Short problem: Whenever a line contains the string "Pythia", copy it out of the entries.

Items from a data source:
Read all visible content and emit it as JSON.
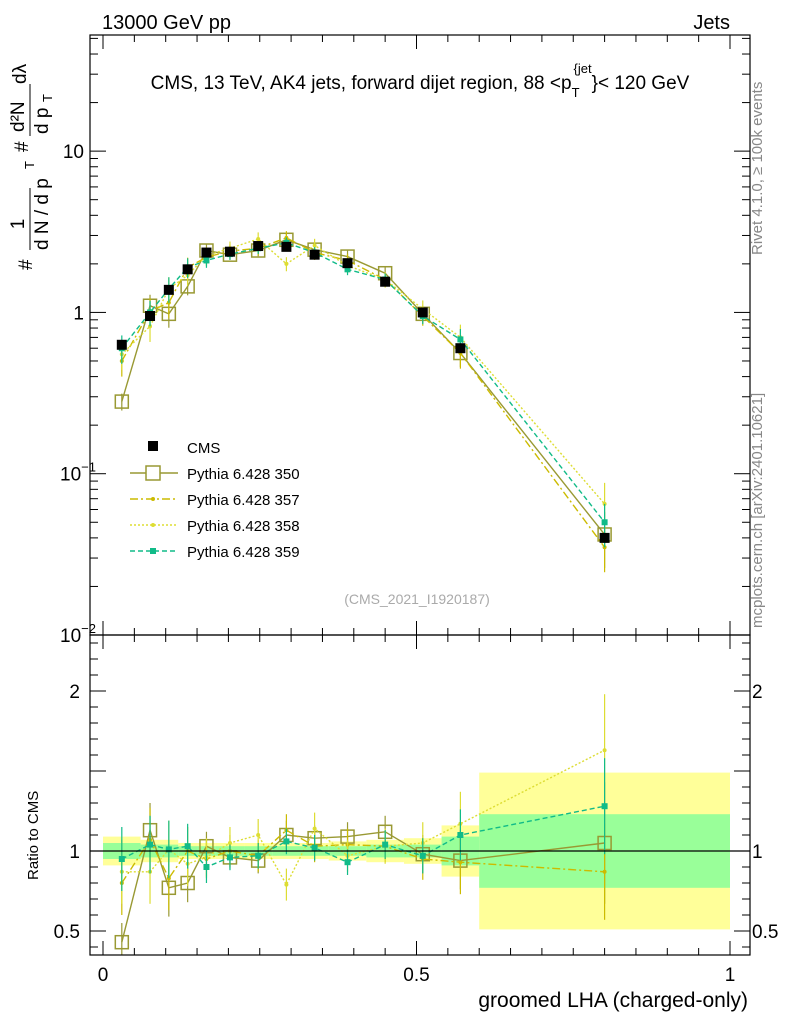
{
  "header": {
    "left": "13000 GeV pp",
    "right": "Jets"
  },
  "side_labels": {
    "rivet": "Rivet 4.1.0, ≥ 100k events",
    "mcplots": "mcplots.cern.ch [arXiv:2401.10621]"
  },
  "chart_data": {
    "type": "line",
    "title": "CMS, 13 TeV, AK4 jets, forward dijet region, 88 < p_T^{jet} < 120 GeV",
    "title_parts": {
      "main": "CMS, 13 TeV, AK4 jets, forward dijet region, 88 <p",
      "sub": "T",
      "sup": "{jet",
      "end": "}< 120 GeV"
    },
    "analysis_id": "(CMS_2021_I1920187)",
    "xlabel": "groomed LHA (charged-only)",
    "ylabel": "1/dN/dp_T # d²N/dp_T dλ",
    "ylabel_parts": {
      "num_top": "#",
      "frac1_num": "1",
      "frac1_den": "d N / d p",
      "frac1_den_sub": "T",
      "num_mid": "#",
      "frac2_num": "d²N",
      "frac2_den": "d p",
      "frac2_den_sub": "T",
      "frac2_tail": "dλ"
    },
    "ratio_ylabel": "Ratio to CMS",
    "xlim": [
      0,
      1
    ],
    "main_ylim_log": [
      -2.0,
      1.72
    ],
    "ratio_ylim": [
      0.35,
      2.35
    ],
    "x_ticks": [
      {
        "v": 0,
        "label": "0"
      },
      {
        "v": 0.5,
        "label": "0.5"
      },
      {
        "v": 1,
        "label": "1"
      }
    ],
    "main_y_ticks": [
      {
        "v": 0.01,
        "label": "10",
        "sup": "−2"
      },
      {
        "v": 0.1,
        "label": "10",
        "sup": "−1"
      },
      {
        "v": 1,
        "label": "1",
        "sup": ""
      },
      {
        "v": 10,
        "label": "10",
        "sup": ""
      }
    ],
    "ratio_y_ticks": [
      {
        "v": 0.5,
        "label": "0.5"
      },
      {
        "v": 1,
        "label": "1"
      },
      {
        "v": 2,
        "label": "2"
      }
    ],
    "bins": [
      [
        0.0,
        0.06
      ],
      [
        0.06,
        0.09
      ],
      [
        0.09,
        0.12
      ],
      [
        0.12,
        0.15
      ],
      [
        0.15,
        0.18
      ],
      [
        0.18,
        0.225
      ],
      [
        0.225,
        0.27
      ],
      [
        0.27,
        0.315
      ],
      [
        0.315,
        0.36
      ],
      [
        0.36,
        0.42
      ],
      [
        0.42,
        0.48
      ],
      [
        0.48,
        0.54
      ],
      [
        0.54,
        0.6
      ],
      [
        0.6,
        1.0
      ]
    ],
    "x": [
      0.03,
      0.075,
      0.105,
      0.135,
      0.165,
      0.2025,
      0.2475,
      0.2925,
      0.3375,
      0.39,
      0.45,
      0.51,
      0.57,
      0.8
    ],
    "data": {
      "name": "CMS",
      "y": [
        0.63,
        0.95,
        1.38,
        1.85,
        2.35,
        2.38,
        2.58,
        2.55,
        2.28,
        2.02,
        1.55,
        1.0,
        0.6,
        0.04
      ],
      "stat_band": [
        0.05,
        0.04,
        0.04,
        0.03,
        0.03,
        0.03,
        0.03,
        0.03,
        0.03,
        0.03,
        0.04,
        0.04,
        0.09,
        0.23
      ],
      "total_band": [
        0.09,
        0.07,
        0.07,
        0.05,
        0.05,
        0.05,
        0.05,
        0.05,
        0.05,
        0.06,
        0.07,
        0.08,
        0.16,
        0.49
      ]
    },
    "series": [
      {
        "name": "Pythia 6.428 350",
        "color": "#999933",
        "style": "solid",
        "marker": "open-square",
        "y": [
          0.28,
          1.1,
          0.98,
          1.45,
          2.42,
          2.28,
          2.42,
          2.82,
          2.45,
          2.22,
          1.75,
          0.98,
          0.56,
          0.042
        ],
        "ratio": [
          0.43,
          1.13,
          0.77,
          0.8,
          1.03,
          0.96,
          0.94,
          1.1,
          1.08,
          1.09,
          1.12,
          0.98,
          0.94,
          1.05
        ],
        "ratio_err": [
          0.12,
          0.17,
          0.18,
          0.12,
          0.09,
          0.07,
          0.08,
          0.09,
          0.08,
          0.09,
          0.1,
          0.12,
          0.18,
          0.38
        ]
      },
      {
        "name": "Pythia 6.428 357",
        "color": "#ccbb00",
        "style": "dashdot",
        "marker": "dot",
        "y": [
          0.5,
          1.02,
          1.15,
          1.9,
          2.2,
          2.4,
          2.5,
          2.9,
          2.35,
          2.1,
          1.6,
          0.95,
          0.56,
          0.035
        ],
        "ratio": [
          0.8,
          1.07,
          0.83,
          1.0,
          0.95,
          1.0,
          0.97,
          1.13,
          1.03,
          1.04,
          1.03,
          0.95,
          0.93,
          0.87
        ],
        "ratio_err": [
          0.2,
          0.2,
          0.2,
          0.15,
          0.12,
          0.1,
          0.1,
          0.1,
          0.1,
          0.1,
          0.1,
          0.13,
          0.2,
          0.3
        ]
      },
      {
        "name": "Pythia 6.428 358",
        "color": "#dddd33",
        "style": "dotted",
        "marker": "dot",
        "y": [
          0.55,
          0.82,
          1.4,
          1.7,
          2.25,
          2.5,
          2.85,
          2.0,
          2.6,
          1.95,
          1.6,
          1.05,
          0.7,
          0.065
        ],
        "ratio": [
          0.87,
          0.87,
          1.01,
          0.92,
          0.96,
          1.05,
          1.1,
          0.79,
          1.14,
          0.97,
          1.03,
          1.05,
          1.17,
          1.63
        ],
        "ratio_err": [
          0.2,
          0.2,
          0.18,
          0.14,
          0.12,
          0.1,
          0.1,
          0.1,
          0.1,
          0.1,
          0.11,
          0.13,
          0.2,
          0.35
        ]
      },
      {
        "name": "Pythia 6.428 359",
        "color": "#11bb88",
        "style": "dashed",
        "marker": "filled-square",
        "y": [
          0.6,
          1.0,
          1.4,
          1.9,
          2.1,
          2.3,
          2.5,
          2.7,
          2.35,
          1.85,
          1.6,
          0.95,
          0.68,
          0.05
        ],
        "ratio": [
          0.95,
          1.04,
          1.01,
          1.03,
          0.9,
          0.96,
          0.97,
          1.06,
          1.02,
          0.93,
          1.04,
          0.97,
          1.1,
          1.28
        ],
        "ratio_err": [
          0.2,
          0.18,
          0.18,
          0.14,
          0.1,
          0.08,
          0.08,
          0.08,
          0.08,
          0.08,
          0.09,
          0.11,
          0.16,
          0.3
        ]
      }
    ]
  }
}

Finished answer:
        "name": "Pythia 6.428 350",
        "name": "Pythia 6.428 357",
        "name": "Pythia 6.428 358",
        "name": "Pythia 6.428 359",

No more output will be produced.